▶ DIRECTION
Answer with a single number: the count of lines that hold "shoreline".
--- RECORD LIST ---
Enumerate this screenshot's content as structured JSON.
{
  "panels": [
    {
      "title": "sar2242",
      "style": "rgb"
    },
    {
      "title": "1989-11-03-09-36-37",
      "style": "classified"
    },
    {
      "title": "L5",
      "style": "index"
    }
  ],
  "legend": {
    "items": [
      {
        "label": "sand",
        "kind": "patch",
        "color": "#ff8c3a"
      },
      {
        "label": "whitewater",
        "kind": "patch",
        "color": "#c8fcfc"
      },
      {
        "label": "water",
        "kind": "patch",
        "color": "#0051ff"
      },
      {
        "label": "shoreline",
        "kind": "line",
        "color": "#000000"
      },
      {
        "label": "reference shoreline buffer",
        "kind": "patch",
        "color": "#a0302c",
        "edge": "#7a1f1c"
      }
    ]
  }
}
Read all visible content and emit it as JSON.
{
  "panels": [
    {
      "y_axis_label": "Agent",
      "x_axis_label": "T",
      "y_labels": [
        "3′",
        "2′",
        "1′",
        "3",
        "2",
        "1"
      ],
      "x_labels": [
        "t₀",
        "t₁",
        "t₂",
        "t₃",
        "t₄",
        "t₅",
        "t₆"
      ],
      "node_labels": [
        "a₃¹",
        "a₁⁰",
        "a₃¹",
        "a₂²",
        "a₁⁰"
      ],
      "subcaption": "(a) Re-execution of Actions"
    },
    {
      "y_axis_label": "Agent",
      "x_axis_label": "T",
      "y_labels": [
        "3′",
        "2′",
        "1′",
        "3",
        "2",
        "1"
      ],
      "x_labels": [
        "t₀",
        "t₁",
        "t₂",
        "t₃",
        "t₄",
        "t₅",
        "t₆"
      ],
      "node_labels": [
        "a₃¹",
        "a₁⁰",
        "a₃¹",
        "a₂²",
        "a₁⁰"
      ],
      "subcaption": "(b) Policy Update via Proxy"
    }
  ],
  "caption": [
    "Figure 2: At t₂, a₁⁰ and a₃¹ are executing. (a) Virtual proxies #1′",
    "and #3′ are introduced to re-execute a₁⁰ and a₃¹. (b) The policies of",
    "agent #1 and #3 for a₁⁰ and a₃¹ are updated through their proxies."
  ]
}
---
▶ RESPONSE TO THIS TASK
2